### The exercise
Pick out each line in these entries that contains the string "MainActivity".
--- Data ---
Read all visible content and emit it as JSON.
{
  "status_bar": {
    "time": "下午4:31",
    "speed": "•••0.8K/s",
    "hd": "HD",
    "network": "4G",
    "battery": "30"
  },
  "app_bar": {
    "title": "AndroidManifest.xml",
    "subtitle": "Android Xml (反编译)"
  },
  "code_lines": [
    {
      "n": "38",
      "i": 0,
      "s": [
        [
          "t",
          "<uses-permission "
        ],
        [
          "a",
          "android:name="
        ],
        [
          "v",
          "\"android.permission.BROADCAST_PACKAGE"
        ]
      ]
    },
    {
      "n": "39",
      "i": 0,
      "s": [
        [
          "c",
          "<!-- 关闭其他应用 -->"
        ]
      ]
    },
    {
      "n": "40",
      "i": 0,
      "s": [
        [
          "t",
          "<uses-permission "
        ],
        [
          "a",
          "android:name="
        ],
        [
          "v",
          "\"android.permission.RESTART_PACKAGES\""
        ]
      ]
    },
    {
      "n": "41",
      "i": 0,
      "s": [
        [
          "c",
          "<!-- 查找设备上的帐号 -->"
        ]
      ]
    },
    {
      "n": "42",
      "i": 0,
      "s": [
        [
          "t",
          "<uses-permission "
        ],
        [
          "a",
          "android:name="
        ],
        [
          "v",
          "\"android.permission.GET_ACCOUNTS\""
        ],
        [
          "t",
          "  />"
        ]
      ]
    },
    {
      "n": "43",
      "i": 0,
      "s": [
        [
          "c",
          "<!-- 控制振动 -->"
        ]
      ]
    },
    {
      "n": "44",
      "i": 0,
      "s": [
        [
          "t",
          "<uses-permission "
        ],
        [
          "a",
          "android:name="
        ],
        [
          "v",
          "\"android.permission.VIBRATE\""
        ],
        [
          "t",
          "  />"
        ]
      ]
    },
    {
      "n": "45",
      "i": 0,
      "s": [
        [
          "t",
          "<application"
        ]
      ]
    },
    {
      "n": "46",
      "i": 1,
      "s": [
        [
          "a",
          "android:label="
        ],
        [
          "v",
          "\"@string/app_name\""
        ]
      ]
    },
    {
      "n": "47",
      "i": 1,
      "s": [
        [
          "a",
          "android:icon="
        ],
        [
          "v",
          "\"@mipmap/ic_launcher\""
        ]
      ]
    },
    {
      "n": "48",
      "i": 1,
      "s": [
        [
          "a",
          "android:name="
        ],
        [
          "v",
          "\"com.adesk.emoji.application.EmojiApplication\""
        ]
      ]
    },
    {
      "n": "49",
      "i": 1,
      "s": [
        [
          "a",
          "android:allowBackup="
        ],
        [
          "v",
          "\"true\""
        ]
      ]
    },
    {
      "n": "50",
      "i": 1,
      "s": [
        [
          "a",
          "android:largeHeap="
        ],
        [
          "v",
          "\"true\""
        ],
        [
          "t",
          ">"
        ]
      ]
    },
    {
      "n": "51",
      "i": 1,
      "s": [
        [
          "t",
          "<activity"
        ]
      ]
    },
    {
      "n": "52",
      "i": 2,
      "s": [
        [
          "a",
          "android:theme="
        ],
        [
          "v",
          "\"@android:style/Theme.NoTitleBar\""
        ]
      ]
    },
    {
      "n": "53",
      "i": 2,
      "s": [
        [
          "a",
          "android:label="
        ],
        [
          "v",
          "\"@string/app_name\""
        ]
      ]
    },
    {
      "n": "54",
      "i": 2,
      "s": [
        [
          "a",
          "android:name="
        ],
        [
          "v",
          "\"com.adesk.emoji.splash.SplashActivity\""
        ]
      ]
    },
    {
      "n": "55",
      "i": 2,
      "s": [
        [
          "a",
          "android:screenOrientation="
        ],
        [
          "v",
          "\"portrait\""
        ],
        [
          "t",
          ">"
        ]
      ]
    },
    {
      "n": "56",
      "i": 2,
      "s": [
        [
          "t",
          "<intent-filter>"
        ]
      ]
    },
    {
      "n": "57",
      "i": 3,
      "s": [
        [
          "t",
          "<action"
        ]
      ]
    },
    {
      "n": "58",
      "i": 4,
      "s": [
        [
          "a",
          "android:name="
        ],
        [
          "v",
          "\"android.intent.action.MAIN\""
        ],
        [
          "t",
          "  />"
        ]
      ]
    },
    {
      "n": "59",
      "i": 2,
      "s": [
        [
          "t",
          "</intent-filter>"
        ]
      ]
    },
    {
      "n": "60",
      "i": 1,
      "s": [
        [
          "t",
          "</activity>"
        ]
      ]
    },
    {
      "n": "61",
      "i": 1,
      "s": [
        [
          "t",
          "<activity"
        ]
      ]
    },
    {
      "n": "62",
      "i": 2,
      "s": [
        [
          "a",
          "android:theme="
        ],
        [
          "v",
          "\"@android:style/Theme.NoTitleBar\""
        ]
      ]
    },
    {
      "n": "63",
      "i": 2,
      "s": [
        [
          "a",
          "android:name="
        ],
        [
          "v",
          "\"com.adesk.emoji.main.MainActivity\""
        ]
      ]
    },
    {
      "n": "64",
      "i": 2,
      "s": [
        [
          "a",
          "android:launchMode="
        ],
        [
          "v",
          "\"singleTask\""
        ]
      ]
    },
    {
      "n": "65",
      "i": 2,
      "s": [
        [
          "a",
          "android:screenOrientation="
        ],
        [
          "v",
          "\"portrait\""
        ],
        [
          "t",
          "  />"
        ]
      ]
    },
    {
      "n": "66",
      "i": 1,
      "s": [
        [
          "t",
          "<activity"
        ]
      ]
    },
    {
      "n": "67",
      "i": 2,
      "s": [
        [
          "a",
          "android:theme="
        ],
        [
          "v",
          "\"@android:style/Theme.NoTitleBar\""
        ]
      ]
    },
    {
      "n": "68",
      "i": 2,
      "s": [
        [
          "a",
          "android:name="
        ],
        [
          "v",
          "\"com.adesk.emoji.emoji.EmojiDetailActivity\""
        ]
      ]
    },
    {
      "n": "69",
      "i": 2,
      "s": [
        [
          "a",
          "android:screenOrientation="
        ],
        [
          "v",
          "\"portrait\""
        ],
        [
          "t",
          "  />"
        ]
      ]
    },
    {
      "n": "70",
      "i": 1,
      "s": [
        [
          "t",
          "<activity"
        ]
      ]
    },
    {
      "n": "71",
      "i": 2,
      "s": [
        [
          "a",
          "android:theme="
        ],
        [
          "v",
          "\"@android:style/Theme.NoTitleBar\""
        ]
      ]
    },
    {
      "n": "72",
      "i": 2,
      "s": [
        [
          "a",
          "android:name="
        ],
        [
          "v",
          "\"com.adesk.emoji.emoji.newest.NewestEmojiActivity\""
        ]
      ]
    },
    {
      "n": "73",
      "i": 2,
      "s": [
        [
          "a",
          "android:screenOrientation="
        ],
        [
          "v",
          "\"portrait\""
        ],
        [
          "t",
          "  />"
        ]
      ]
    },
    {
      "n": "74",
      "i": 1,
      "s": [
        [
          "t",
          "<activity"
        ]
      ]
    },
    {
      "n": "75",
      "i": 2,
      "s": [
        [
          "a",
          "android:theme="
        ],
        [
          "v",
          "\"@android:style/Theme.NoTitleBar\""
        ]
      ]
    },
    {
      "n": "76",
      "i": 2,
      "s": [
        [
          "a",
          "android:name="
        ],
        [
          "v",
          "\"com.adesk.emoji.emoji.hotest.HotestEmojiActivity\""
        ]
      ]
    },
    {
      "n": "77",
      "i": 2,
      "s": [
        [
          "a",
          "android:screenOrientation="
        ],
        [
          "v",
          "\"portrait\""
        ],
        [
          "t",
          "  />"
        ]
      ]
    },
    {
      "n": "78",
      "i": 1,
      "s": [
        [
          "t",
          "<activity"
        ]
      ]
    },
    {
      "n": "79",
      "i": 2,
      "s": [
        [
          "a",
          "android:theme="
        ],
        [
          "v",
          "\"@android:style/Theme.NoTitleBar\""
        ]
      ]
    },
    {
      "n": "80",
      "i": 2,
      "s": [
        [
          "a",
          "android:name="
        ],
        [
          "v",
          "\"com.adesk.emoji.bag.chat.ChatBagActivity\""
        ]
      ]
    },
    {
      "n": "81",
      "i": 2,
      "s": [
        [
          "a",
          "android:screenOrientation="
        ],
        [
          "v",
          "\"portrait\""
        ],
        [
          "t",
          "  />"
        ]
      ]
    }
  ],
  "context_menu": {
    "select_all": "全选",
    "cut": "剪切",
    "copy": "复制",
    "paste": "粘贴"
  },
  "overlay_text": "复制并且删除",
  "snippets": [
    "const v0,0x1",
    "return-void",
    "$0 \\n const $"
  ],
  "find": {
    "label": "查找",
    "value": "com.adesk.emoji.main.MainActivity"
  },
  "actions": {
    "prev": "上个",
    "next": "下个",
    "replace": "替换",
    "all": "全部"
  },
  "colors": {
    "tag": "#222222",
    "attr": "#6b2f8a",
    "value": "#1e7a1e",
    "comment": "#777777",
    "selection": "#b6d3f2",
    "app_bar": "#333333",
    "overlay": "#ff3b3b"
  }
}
---
### Task response
          "\"com.adesk.emoji.main.MainActivity\""
    "value": "com.adesk.emoji.main.MainActivity"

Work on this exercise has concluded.